- _Description of the task_: Extract each line from the entries below that has the string "JSON" in it.

━━━ Working data

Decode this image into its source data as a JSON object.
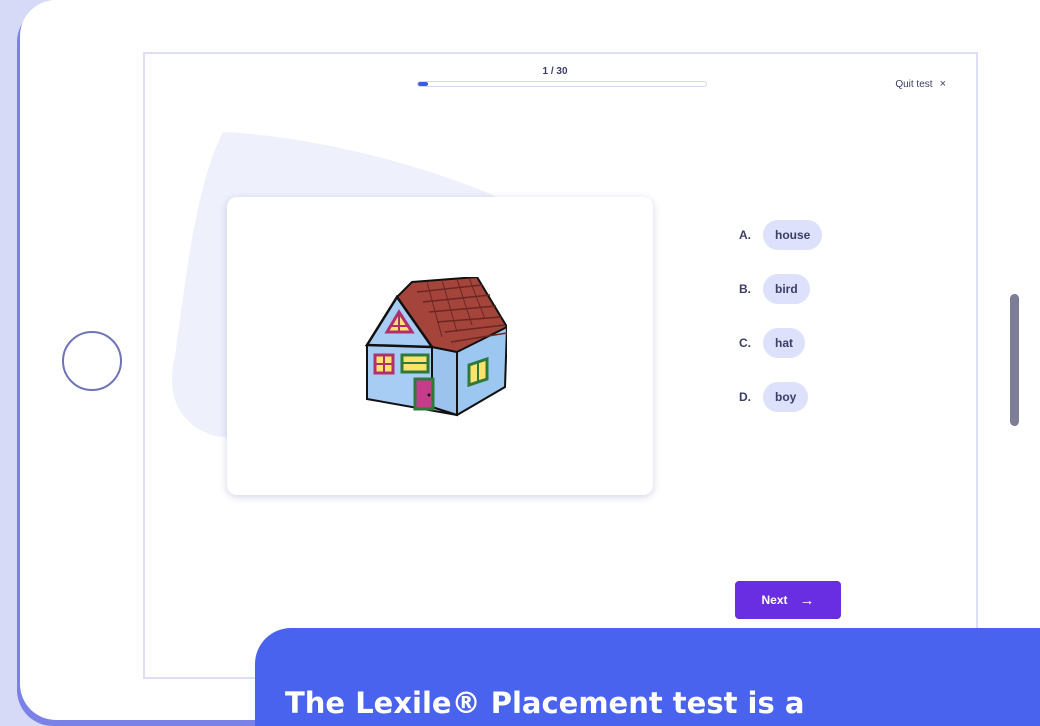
{
  "progress": {
    "label": "1 / 30",
    "current": 1,
    "total": 30
  },
  "quit": {
    "label": "Quit test",
    "icon": "×"
  },
  "question": {
    "image_icon": "house-illustration"
  },
  "options": [
    {
      "letter": "A.",
      "word": "house"
    },
    {
      "letter": "B.",
      "word": "bird"
    },
    {
      "letter": "C.",
      "word": "hat"
    },
    {
      "letter": "D.",
      "word": "boy"
    }
  ],
  "next": {
    "label": "Next",
    "icon": "→"
  },
  "banner": {
    "text": "The Lexile® Placement test is a"
  },
  "colors": {
    "accent": "#6a2ee2",
    "progress": "#3d5ae6",
    "banner": "#4a63ee",
    "option_bg": "#dde1fb",
    "backdrop": "#d6daf7"
  }
}
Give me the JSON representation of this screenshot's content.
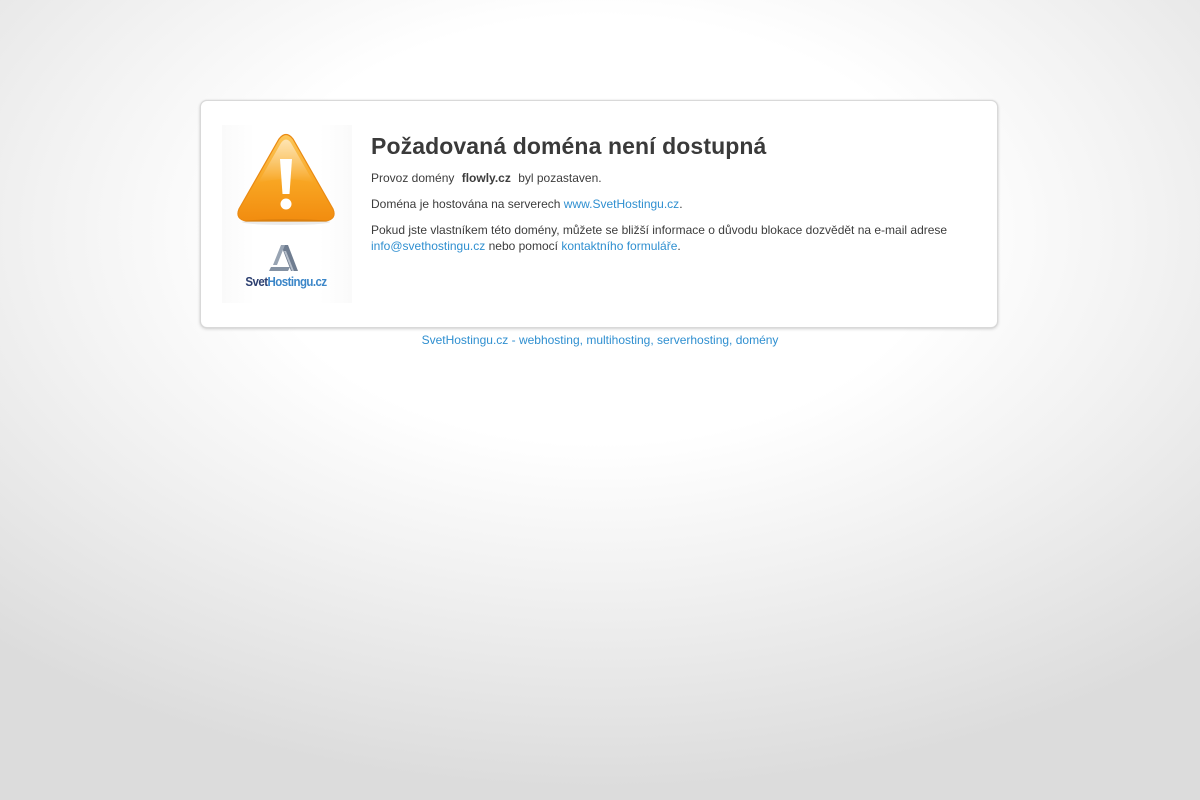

━━━━━━

- _Exercise solution_:
Decode this image into its source data as a JSON object.
Give me the JSON representation of this screenshot's content.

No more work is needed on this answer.